**TO BE DONE:**
Reproduce each line from the records that holds "JSON".

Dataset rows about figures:
________

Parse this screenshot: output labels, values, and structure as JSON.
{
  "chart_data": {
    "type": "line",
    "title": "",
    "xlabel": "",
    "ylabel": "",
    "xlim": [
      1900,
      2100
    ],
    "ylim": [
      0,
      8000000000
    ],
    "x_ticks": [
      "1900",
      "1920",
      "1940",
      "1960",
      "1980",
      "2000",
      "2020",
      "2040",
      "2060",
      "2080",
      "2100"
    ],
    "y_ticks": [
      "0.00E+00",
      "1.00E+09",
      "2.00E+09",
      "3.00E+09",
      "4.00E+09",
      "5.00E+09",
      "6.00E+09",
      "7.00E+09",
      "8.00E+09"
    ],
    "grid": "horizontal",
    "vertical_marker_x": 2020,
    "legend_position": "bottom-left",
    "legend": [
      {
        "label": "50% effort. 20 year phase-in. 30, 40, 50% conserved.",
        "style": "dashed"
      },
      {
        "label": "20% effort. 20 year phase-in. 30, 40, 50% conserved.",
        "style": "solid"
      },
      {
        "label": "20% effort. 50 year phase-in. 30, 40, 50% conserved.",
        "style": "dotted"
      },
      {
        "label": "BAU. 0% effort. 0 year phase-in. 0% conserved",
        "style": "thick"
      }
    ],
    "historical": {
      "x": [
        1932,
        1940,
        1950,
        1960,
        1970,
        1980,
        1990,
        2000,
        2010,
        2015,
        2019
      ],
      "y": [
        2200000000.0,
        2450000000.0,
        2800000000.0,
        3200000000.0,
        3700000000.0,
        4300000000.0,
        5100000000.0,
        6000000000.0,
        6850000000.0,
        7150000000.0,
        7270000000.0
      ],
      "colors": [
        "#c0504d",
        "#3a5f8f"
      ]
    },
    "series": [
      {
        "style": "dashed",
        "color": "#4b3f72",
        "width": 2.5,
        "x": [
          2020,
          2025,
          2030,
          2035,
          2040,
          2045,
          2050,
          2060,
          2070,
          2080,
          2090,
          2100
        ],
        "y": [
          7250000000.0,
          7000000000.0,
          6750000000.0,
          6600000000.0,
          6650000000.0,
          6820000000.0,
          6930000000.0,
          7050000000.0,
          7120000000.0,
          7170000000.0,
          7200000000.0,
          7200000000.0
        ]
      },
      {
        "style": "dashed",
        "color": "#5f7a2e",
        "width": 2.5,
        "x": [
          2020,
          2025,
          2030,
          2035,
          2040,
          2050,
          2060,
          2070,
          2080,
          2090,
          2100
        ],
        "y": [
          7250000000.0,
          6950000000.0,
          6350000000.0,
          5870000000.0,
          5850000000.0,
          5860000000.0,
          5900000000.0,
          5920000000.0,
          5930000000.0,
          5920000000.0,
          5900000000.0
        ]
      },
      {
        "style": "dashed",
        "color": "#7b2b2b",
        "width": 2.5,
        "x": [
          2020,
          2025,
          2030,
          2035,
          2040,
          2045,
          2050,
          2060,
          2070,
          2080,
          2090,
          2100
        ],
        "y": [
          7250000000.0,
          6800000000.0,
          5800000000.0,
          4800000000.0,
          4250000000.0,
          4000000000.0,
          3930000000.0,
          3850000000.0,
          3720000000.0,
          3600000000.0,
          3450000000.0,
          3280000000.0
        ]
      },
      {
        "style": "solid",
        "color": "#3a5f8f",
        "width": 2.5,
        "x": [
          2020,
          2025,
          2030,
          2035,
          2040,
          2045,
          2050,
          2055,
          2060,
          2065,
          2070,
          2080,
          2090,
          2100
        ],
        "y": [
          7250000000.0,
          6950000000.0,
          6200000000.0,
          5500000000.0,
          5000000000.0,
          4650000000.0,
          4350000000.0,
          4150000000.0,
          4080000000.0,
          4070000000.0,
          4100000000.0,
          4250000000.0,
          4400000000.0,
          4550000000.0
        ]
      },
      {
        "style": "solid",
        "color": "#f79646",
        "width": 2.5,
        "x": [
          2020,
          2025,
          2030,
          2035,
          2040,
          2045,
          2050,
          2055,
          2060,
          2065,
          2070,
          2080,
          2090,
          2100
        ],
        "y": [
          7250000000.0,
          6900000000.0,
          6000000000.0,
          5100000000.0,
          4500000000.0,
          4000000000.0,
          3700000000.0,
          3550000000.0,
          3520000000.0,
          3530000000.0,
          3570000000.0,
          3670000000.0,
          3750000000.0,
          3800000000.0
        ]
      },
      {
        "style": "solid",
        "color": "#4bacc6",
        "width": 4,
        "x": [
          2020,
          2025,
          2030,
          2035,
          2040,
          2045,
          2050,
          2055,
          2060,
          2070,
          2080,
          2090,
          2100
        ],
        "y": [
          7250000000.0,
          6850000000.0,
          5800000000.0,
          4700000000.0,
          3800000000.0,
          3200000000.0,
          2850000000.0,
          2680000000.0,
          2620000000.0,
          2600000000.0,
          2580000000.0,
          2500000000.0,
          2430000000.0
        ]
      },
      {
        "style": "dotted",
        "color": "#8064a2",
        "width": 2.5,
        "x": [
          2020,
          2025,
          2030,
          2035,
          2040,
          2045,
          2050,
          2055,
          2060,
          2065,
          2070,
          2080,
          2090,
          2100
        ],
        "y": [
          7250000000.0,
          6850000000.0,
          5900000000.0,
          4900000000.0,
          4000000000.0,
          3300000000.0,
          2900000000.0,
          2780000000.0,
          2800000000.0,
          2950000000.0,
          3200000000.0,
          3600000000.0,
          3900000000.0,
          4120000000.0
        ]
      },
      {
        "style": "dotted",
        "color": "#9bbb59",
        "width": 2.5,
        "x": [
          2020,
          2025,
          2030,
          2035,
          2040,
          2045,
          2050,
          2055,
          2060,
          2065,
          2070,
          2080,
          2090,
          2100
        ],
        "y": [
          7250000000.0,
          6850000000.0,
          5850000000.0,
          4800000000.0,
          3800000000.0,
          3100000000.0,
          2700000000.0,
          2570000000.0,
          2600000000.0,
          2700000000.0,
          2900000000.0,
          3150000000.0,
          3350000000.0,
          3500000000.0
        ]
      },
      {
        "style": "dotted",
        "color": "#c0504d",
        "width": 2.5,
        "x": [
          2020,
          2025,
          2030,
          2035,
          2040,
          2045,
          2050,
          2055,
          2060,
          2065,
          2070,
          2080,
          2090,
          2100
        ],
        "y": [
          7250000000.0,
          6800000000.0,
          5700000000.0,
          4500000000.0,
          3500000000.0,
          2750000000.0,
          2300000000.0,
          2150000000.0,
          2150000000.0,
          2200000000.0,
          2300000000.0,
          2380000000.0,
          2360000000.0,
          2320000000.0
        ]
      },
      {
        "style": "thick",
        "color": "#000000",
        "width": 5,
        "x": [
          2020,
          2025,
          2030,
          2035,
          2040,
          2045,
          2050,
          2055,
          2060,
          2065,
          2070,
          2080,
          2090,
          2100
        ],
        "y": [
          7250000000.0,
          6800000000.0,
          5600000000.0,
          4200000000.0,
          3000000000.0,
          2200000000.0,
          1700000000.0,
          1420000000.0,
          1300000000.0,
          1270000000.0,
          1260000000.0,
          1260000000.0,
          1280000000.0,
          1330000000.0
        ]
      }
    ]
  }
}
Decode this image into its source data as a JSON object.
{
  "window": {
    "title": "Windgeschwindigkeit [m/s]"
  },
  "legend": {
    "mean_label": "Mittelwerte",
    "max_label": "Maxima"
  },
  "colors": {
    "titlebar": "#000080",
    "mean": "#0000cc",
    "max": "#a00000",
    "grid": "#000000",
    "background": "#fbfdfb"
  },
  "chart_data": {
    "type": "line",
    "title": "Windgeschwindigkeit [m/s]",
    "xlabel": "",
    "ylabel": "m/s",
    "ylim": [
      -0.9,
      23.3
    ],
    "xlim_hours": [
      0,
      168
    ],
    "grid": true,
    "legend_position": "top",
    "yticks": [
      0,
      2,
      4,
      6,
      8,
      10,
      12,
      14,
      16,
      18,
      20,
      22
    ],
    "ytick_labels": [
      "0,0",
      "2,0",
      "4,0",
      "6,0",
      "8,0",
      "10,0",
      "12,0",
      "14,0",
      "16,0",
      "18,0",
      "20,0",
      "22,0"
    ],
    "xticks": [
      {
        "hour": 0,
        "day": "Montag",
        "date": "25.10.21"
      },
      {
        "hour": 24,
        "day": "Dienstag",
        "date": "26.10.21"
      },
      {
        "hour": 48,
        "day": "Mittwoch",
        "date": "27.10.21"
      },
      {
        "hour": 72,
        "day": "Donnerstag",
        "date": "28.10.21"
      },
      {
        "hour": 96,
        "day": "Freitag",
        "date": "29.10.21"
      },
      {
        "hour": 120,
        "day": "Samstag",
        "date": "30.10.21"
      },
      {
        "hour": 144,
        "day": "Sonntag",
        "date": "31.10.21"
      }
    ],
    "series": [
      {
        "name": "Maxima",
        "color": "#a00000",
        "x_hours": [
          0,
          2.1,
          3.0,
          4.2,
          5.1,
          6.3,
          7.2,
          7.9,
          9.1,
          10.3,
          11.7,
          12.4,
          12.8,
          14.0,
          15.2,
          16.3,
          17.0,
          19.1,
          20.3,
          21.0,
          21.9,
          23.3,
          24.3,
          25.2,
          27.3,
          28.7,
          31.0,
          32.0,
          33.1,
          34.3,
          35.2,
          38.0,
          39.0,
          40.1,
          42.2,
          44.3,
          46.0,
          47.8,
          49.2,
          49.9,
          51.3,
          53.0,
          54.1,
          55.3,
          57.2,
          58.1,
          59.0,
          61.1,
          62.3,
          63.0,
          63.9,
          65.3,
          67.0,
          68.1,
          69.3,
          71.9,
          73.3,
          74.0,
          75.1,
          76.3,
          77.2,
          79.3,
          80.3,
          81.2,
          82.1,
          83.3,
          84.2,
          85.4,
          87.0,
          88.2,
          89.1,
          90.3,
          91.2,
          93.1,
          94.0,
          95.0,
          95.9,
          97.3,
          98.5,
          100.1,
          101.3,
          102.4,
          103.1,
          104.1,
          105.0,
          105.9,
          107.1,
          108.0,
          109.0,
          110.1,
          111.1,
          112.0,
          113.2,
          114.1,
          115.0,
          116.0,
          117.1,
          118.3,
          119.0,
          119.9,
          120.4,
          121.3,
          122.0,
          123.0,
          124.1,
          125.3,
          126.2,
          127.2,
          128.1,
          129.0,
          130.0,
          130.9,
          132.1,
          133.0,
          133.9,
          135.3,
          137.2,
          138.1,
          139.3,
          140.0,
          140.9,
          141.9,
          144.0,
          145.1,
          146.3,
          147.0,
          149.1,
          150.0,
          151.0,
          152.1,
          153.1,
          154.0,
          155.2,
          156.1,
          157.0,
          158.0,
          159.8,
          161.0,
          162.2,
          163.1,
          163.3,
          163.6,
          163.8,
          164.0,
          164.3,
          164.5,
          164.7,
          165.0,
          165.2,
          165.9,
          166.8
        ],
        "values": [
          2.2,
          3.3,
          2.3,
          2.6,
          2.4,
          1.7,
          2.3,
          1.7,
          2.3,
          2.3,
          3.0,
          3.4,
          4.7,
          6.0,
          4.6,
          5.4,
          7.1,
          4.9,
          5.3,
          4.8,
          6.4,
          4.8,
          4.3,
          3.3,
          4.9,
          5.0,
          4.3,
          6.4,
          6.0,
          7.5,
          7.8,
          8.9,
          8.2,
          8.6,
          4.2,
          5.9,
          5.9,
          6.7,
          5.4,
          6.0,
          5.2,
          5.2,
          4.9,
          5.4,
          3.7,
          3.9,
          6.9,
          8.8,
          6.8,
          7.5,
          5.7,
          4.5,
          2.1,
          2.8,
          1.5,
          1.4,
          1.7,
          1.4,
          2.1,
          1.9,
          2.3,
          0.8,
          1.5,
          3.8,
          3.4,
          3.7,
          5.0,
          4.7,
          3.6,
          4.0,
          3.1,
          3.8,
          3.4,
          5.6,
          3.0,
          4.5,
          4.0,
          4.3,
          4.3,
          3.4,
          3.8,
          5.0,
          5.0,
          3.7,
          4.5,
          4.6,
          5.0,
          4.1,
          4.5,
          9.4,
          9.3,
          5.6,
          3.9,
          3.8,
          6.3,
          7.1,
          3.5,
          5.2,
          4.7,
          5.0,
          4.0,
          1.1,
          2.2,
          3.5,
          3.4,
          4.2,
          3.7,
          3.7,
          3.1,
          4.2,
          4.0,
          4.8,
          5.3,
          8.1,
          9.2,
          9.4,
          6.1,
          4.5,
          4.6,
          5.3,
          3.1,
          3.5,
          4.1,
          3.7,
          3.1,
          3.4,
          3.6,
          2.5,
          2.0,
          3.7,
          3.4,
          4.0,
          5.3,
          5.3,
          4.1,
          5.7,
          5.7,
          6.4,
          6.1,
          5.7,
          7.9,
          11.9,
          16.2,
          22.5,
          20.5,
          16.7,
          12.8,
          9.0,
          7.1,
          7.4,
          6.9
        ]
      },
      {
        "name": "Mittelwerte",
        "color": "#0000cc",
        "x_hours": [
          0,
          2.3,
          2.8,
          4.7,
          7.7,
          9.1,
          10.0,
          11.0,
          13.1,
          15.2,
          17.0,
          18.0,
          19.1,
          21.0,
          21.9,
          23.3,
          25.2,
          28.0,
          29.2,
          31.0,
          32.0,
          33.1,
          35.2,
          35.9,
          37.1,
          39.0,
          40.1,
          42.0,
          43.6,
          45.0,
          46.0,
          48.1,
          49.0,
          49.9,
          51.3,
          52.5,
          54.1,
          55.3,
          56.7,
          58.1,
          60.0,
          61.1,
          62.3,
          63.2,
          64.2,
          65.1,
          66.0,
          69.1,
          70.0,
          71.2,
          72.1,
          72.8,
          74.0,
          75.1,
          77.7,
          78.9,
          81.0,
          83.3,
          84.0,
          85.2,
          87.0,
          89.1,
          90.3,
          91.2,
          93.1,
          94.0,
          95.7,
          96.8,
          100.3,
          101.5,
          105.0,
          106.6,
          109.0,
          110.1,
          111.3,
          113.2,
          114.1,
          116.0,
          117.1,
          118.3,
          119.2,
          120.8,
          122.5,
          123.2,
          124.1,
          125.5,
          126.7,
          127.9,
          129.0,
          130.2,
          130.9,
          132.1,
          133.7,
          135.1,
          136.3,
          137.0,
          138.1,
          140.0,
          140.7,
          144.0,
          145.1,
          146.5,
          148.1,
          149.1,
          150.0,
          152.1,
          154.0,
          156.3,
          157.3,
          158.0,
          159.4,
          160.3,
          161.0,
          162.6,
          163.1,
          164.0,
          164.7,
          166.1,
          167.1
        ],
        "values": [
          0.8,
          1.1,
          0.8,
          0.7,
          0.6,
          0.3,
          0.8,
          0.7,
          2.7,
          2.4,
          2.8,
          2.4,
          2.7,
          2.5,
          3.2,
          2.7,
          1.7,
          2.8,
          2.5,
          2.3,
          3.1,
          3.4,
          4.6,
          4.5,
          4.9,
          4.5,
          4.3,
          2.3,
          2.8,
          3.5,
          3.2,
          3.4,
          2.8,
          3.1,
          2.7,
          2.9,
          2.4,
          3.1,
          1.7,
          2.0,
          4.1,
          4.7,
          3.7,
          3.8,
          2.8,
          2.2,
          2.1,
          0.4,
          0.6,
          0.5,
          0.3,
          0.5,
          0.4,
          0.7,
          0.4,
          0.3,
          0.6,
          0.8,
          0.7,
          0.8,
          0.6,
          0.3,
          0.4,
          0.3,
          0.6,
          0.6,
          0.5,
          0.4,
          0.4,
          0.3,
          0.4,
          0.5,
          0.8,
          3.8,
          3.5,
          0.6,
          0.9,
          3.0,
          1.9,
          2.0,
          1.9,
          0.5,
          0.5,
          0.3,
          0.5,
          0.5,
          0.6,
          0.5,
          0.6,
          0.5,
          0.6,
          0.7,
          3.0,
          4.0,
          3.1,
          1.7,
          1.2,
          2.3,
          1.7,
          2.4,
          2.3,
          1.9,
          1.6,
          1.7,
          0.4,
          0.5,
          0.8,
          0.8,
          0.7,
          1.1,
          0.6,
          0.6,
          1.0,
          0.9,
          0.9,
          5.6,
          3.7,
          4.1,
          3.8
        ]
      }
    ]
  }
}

________

**EXPECTED ANSWER:**
Parse this screenshot: output labels, values, and structure as JSON.
Decode this image into its source data as a JSON object.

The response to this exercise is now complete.